■ **Problem requirements**
Return the whole listing exactly as it stands.

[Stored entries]
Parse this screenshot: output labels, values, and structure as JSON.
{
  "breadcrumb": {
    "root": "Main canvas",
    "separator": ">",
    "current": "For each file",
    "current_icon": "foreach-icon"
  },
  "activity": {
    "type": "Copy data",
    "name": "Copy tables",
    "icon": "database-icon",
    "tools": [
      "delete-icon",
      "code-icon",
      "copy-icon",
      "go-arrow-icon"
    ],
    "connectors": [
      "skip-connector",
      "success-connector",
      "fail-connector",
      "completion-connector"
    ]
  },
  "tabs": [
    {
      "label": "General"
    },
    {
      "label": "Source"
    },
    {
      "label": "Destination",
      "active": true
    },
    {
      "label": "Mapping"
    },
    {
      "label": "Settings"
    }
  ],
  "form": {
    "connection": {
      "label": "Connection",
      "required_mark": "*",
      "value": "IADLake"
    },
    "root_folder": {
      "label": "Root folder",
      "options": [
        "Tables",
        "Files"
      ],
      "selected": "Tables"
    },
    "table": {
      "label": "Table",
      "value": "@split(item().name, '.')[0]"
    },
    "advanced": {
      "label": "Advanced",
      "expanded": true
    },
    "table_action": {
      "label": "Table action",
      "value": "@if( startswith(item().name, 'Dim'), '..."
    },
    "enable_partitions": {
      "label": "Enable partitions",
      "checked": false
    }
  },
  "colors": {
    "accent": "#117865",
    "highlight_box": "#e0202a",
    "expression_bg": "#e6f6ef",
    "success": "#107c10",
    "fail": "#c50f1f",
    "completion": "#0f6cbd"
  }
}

■ **Written solution**
Parse this screenshot: output labels, values, and structure as JSON.
{
  "breadcrumb": {
    "root": "Main canvas",
    "separator": ">",
    "current": "For each file",
    "current_icon": "foreach-icon"
  },
  "activity": {
    "type": "Copy data",
    "name": "Copy tables",
    "icon": "database-icon",
    "tools": [
      "delete-icon",
      "code-icon",
      "copy-icon",
      "go-arrow-icon"
    ],
    "connectors": [
      "skip-connector",
      "success-connector",
      "fail-connector",
      "completion-connector"
    ]
  },
  "tabs": [
    {
      "label": "General"
    },
    {
      "label": "Source"
    },
    {
      "label": "Destination",
      "active": true
    },
    {
      "label": "Mapping"
    },
    {
      "label": "Settings"
    }
  ],
  "form": {
    "connection": {
      "label": "Connection",
      "required_mark": "*",
      "value": "IADLake"
    },
    "root_folder": {
      "label": "Root folder",
      "options": [
        "Tables",
        "Files"
      ],
      "selected": "Tables"
    },
    "table": {
      "label": "Table",
      "value": "@split(item().name, '.')[0]"
    },
    "advanced": {
      "label": "Advanced",
      "expanded": true
    },
    "table_action": {
      "label": "Table action",
      "value": "@if( startswith(item().name, 'Dim'), '..."
    },
    "enable_partitions": {
      "label": "Enable partitions",
      "checked": false
    }
  },
  "colors": {
    "accent": "#117865",
    "highlight_box": "#e0202a",
    "expression_bg": "#e6f6ef",
    "success": "#107c10",
    "fail": "#c50f1f",
    "completion": "#0f6cbd"
  }
}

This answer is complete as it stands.